DIRECTIONS FOR THIS TASK
In the listing below, identify each line with the word "letter" and return those lines.

--------------------------------

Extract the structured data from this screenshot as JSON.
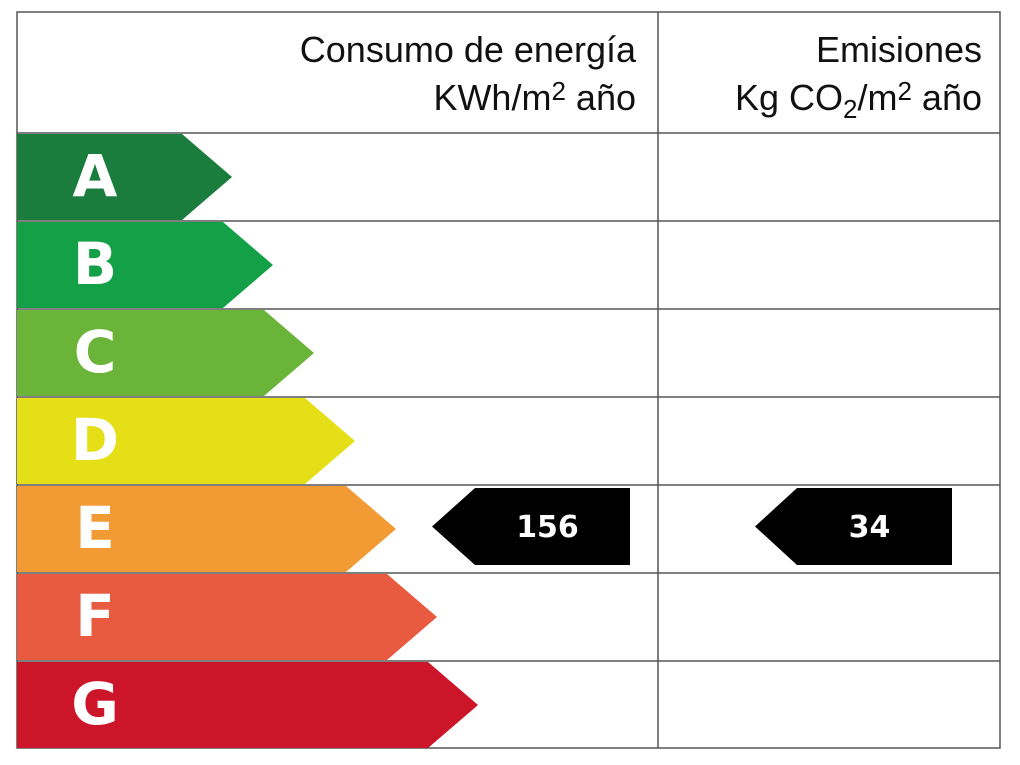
{
  "header": {
    "energy": {
      "title": "Consumo de energía",
      "unit": [
        "KWh/m",
        "2",
        " año"
      ]
    },
    "emissions": {
      "title": "Emisiones",
      "unit": [
        "Kg CO",
        "2",
        "/m",
        "2",
        " año"
      ]
    }
  },
  "rows": [
    {
      "letter": "A",
      "color": "#1b7d3d",
      "energy": null,
      "emissions": null
    },
    {
      "letter": "B",
      "color": "#14a047",
      "energy": null,
      "emissions": null
    },
    {
      "letter": "C",
      "color": "#6bb43a",
      "energy": null,
      "emissions": null
    },
    {
      "letter": "D",
      "color": "#e4df17",
      "energy": null,
      "emissions": null
    },
    {
      "letter": "E",
      "color": "#f29a34",
      "energy": 156,
      "emissions": 34
    },
    {
      "letter": "F",
      "color": "#e85b41",
      "energy": null,
      "emissions": null
    },
    {
      "letter": "G",
      "color": "#cd1529",
      "energy": null,
      "emissions": null
    }
  ]
}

--------------------------------

THE REPLY
      "letter": "A",
      "letter": "B",
      "letter": "C",
      "letter": "D",
      "letter": "E",
      "letter": "F",
      "letter": "G",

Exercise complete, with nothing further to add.